AIM OF THE EXERCISE
Scan the records below. List lines holding "gmail".

DATA TO USE
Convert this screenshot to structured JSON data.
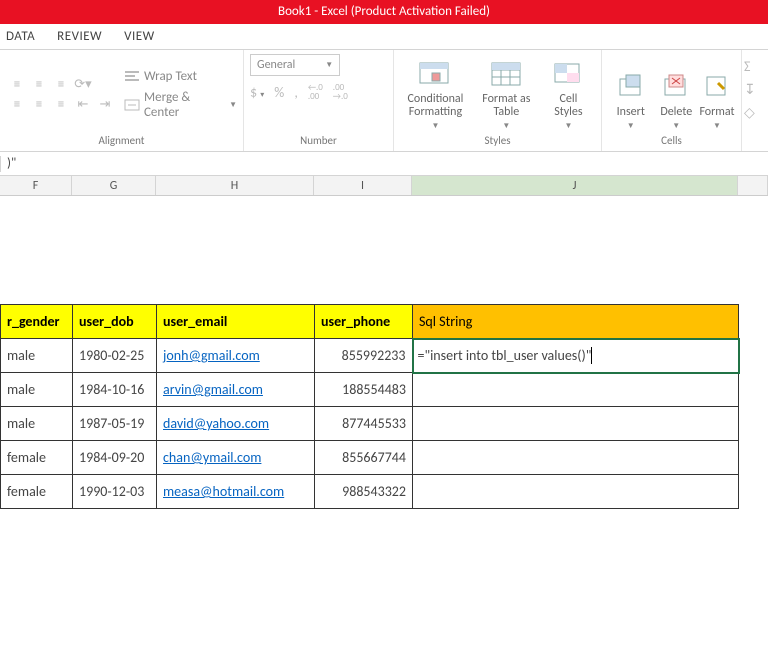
{
  "title": "Book1 -  Excel (Product Activation Failed)",
  "tabs": {
    "data": "DATA",
    "review": "REVIEW",
    "view": "VIEW"
  },
  "ribbon": {
    "alignment": {
      "label": "Alignment",
      "wrap": "Wrap Text",
      "merge": "Merge & Center"
    },
    "number": {
      "label": "Number",
      "format": "General",
      "dollar": "$",
      "percent": "%",
      "comma": ",",
      "inc": ".0\n.00",
      "dec": ".00\n.0"
    },
    "styles": {
      "label": "Styles",
      "cond": "Conditional\nFormatting",
      "fat": "Format as\nTable",
      "cell": "Cell\nStyles"
    },
    "cells": {
      "label": "Cells",
      "insert": "Insert",
      "delete": "Delete",
      "format": "Format"
    },
    "side": {
      "sigma": "Σ",
      "fill": "↧",
      "clear": "◇"
    }
  },
  "formula_bar": ")\"",
  "columns": {
    "F": "F",
    "G": "G",
    "H": "H",
    "I": "I",
    "J": "J"
  },
  "headers": {
    "gender": "r_gender",
    "dob": "user_dob",
    "email": "user_email",
    "phone": "user_phone",
    "sql": "Sql String"
  },
  "rows": [
    {
      "gender": "male",
      "dob": "1980-02-25",
      "email": "jonh@gmail.com",
      "phone": "855992233",
      "sql": "=\"insert into tbl_user values()\""
    },
    {
      "gender": "male",
      "dob": "1984-10-16",
      "email": "arvin@gmail.com",
      "phone": "188554483",
      "sql": ""
    },
    {
      "gender": "male",
      "dob": "1987-05-19",
      "email": "david@yahoo.com",
      "phone": "877445533",
      "sql": ""
    },
    {
      "gender": "female",
      "dob": "1984-09-20",
      "email": "chan@ymail.com",
      "phone": "855667744",
      "sql": ""
    },
    {
      "gender": "female",
      "dob": "1990-12-03",
      "email": "measa@hotmail.com",
      "phone": "988543322",
      "sql": ""
    }
  ]
}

SOLUTION FOR THIS TASK
      "email": "jonh@gmail.com",
      "email": "arvin@gmail.com",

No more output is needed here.